## Aim
Copy these lines verbatim.

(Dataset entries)
◆ ◆ ◆

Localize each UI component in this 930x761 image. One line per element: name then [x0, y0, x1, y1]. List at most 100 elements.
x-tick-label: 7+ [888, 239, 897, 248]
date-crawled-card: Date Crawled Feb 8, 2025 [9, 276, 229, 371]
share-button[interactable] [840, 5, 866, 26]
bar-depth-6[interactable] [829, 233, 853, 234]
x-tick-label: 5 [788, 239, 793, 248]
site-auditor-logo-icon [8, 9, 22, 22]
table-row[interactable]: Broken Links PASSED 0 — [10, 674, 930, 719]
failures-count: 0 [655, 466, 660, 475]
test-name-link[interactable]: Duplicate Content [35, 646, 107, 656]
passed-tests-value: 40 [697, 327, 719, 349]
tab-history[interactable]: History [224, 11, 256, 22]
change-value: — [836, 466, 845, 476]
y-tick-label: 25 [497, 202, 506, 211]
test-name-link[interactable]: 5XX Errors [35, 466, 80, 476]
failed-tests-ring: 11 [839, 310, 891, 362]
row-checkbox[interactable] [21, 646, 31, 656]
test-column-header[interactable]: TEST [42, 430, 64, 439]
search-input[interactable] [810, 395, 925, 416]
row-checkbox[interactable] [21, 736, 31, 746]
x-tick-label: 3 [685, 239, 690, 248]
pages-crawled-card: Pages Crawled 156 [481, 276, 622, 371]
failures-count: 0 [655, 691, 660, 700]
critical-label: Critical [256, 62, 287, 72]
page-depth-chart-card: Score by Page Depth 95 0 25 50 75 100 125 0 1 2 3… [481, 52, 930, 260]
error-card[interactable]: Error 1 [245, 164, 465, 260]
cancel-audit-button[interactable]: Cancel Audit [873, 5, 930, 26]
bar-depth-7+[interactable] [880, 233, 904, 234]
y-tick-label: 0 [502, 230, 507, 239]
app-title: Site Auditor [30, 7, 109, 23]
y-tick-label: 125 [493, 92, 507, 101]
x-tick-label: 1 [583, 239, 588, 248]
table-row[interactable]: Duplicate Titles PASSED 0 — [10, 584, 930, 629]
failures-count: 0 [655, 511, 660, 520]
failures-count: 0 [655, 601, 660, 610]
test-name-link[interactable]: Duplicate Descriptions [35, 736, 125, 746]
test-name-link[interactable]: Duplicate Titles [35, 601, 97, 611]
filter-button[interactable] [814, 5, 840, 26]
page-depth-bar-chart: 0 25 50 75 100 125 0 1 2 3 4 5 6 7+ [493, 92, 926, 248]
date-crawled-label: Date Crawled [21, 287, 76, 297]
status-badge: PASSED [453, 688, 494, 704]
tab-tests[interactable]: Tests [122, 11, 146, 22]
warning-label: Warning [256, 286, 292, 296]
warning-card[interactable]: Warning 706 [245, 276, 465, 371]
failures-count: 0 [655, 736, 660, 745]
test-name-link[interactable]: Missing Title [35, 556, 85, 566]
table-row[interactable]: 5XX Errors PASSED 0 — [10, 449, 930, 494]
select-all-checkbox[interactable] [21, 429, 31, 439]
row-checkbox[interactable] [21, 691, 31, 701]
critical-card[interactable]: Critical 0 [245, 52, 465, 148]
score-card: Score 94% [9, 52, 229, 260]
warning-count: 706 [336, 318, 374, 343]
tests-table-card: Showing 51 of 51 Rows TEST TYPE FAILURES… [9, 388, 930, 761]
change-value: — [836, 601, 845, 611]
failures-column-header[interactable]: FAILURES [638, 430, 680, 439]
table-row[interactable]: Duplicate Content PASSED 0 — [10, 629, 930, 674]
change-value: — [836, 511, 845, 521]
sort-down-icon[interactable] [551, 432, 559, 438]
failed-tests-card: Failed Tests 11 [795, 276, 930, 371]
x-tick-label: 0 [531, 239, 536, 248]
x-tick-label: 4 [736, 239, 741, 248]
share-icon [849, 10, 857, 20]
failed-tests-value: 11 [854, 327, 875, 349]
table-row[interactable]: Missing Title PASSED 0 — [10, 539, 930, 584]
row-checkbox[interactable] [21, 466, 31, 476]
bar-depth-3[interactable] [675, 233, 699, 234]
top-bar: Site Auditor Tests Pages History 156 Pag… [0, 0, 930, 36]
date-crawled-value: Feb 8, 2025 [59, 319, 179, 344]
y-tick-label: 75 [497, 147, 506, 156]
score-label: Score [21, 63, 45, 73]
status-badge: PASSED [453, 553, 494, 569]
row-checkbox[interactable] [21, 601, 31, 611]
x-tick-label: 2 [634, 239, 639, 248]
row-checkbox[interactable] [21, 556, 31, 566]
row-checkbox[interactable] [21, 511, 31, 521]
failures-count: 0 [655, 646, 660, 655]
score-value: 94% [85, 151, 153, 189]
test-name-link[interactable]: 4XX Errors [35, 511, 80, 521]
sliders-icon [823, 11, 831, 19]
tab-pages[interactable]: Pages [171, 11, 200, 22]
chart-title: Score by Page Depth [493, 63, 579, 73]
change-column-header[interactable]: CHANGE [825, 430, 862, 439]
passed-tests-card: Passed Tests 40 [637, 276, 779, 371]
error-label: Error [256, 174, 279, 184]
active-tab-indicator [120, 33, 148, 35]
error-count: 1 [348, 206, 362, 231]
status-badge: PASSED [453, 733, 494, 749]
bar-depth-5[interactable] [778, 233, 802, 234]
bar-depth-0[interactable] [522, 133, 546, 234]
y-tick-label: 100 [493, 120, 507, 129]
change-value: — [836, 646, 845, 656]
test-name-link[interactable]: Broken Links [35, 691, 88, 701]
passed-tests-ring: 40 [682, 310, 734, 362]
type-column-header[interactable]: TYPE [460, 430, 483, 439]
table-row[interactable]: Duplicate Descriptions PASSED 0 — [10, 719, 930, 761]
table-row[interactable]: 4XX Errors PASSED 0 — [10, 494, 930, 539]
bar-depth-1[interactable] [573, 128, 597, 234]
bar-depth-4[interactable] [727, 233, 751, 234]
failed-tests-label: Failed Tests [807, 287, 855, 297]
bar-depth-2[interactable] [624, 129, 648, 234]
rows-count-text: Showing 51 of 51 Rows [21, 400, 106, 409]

◆ ◆ ◆

## Reply to the exercise
Localize each UI component in this 930x761 image. One line per element: name then [x0, y0, x1, y1]. List at most 100 elements.
x-tick-label: 7+ [888, 239, 897, 248]
date-crawled-card: Date Crawled Feb 8, 2025 [9, 276, 229, 371]
share-button[interactable] [840, 5, 866, 26]
bar-depth-6[interactable] [829, 233, 853, 234]
x-tick-label: 5 [788, 239, 793, 248]
site-auditor-logo-icon [8, 9, 22, 22]
table-row[interactable]: Broken Links PASSED 0 — [10, 674, 930, 719]
failures-count: 0 [655, 466, 660, 475]
test-name-link[interactable]: Duplicate Content [35, 646, 107, 656]
passed-tests-value: 40 [697, 327, 719, 349]
tab-history[interactable]: History [224, 11, 256, 22]
change-value: — [836, 466, 845, 476]
y-tick-label: 25 [497, 202, 506, 211]
test-name-link[interactable]: 5XX Errors [35, 466, 80, 476]
failed-tests-ring: 11 [839, 310, 891, 362]
row-checkbox[interactable] [21, 646, 31, 656]
test-column-header[interactable]: TEST [42, 430, 64, 439]
search-input[interactable] [810, 395, 925, 416]
row-checkbox[interactable] [21, 736, 31, 746]
x-tick-label: 3 [685, 239, 690, 248]
pages-crawled-card: Pages Crawled 156 [481, 276, 622, 371]
failures-count: 0 [655, 691, 660, 700]
critical-label: Critical [256, 62, 287, 72]
page-depth-chart-card: Score by Page Depth 95 0 25 50 75 100 125 0 1 2 3… [481, 52, 930, 260]
error-card[interactable]: Error 1 [245, 164, 465, 260]
cancel-audit-button[interactable]: Cancel Audit [873, 5, 930, 26]
bar-depth-7+[interactable] [880, 233, 904, 234]
y-tick-label: 0 [502, 230, 507, 239]
app-title: Site Auditor [30, 7, 109, 23]
y-tick-label: 125 [493, 92, 507, 101]
x-tick-label: 1 [583, 239, 588, 248]
table-row[interactable]: Duplicate Titles PASSED 0 — [10, 584, 930, 629]
failures-count: 0 [655, 511, 660, 520]
failures-count: 0 [655, 601, 660, 610]
test-name-link[interactable]: Duplicate Descriptions [35, 736, 125, 746]
test-name-link[interactable]: Duplicate Titles [35, 601, 97, 611]
filter-button[interactable] [814, 5, 840, 26]
page-depth-bar-chart: 0 25 50 75 100 125 0 1 2 3 4 5 6 7+ [493, 92, 926, 248]
date-crawled-label: Date Crawled [21, 287, 76, 297]
status-badge: PASSED [453, 688, 494, 704]
tab-tests[interactable]: Tests [122, 11, 146, 22]
warning-label: Warning [256, 286, 292, 296]
warning-card[interactable]: Warning 706 [245, 276, 465, 371]
failures-count: 0 [655, 736, 660, 745]
test-name-link[interactable]: Missing Title [35, 556, 85, 566]
table-row[interactable]: 5XX Errors PASSED 0 — [10, 449, 930, 494]
select-all-checkbox[interactable] [21, 429, 31, 439]
row-checkbox[interactable] [21, 691, 31, 701]
critical-card[interactable]: Critical 0 [245, 52, 465, 148]
score-card: Score 94% [9, 52, 229, 260]
warning-count: 706 [336, 318, 374, 343]
tests-table-card: Showing 51 of 51 Rows TEST TYPE FAILURES… [9, 388, 930, 761]
change-value: — [836, 601, 845, 611]
failures-column-header[interactable]: FAILURES [638, 430, 680, 439]
table-row[interactable]: Duplicate Content PASSED 0 — [10, 629, 930, 674]
change-value: — [836, 511, 845, 521]
sort-down-icon[interactable] [551, 432, 559, 438]
failed-tests-card: Failed Tests 11 [795, 276, 930, 371]
x-tick-label: 0 [531, 239, 536, 248]
x-tick-label: 4 [736, 239, 741, 248]
share-icon [849, 10, 857, 20]
failed-tests-value: 11 [854, 327, 875, 349]
table-row[interactable]: Missing Title PASSED 0 — [10, 539, 930, 584]
row-checkbox[interactable] [21, 466, 31, 476]
bar-depth-3[interactable] [675, 233, 699, 234]
top-bar: Site Auditor Tests Pages History 156 Pag… [0, 0, 930, 36]
date-crawled-value: Feb 8, 2025 [59, 319, 179, 344]
y-tick-label: 75 [497, 147, 506, 156]
score-label: Score [21, 63, 45, 73]
status-badge: PASSED [453, 553, 494, 569]
row-checkbox[interactable] [21, 601, 31, 611]
x-tick-label: 2 [634, 239, 639, 248]
row-checkbox[interactable] [21, 556, 31, 566]
row-checkbox[interactable] [21, 511, 31, 521]
failures-count: 0 [655, 646, 660, 655]
score-value: 94% [85, 151, 153, 189]
test-name-link[interactable]: 4XX Errors [35, 511, 80, 521]
sliders-icon [823, 11, 831, 19]
tab-pages[interactable]: Pages [171, 11, 200, 22]
chart-title: Score by Page Depth [493, 63, 579, 73]
change-column-header[interactable]: CHANGE [825, 430, 862, 439]
passed-tests-card: Passed Tests 40 [637, 276, 779, 371]
error-label: Error [256, 174, 279, 184]
active-tab-indicator [120, 33, 148, 35]
error-count: 1 [348, 206, 362, 231]
status-badge: PASSED [453, 733, 494, 749]
bar-depth-5[interactable] [778, 233, 802, 234]
bar-depth-0[interactable] [522, 133, 546, 234]
y-tick-label: 100 [493, 120, 507, 129]
change-value: — [836, 646, 845, 656]
test-name-link[interactable]: Broken Links [35, 691, 88, 701]
passed-tests-ring: 40 [682, 310, 734, 362]
type-column-header[interactable]: TYPE [460, 430, 483, 439]
table-row[interactable]: Duplicate Descriptions PASSED 0 — [10, 719, 930, 761]
table-row[interactable]: 4XX Errors PASSED 0 — [10, 494, 930, 539]
bar-depth-1[interactable] [573, 128, 597, 234]
bar-depth-4[interactable] [727, 233, 751, 234]
failed-tests-label: Failed Tests [807, 287, 855, 297]
bar-depth-2[interactable] [624, 129, 648, 234]
rows-count-text: Showing 51 of 51 Rows [21, 400, 106, 409]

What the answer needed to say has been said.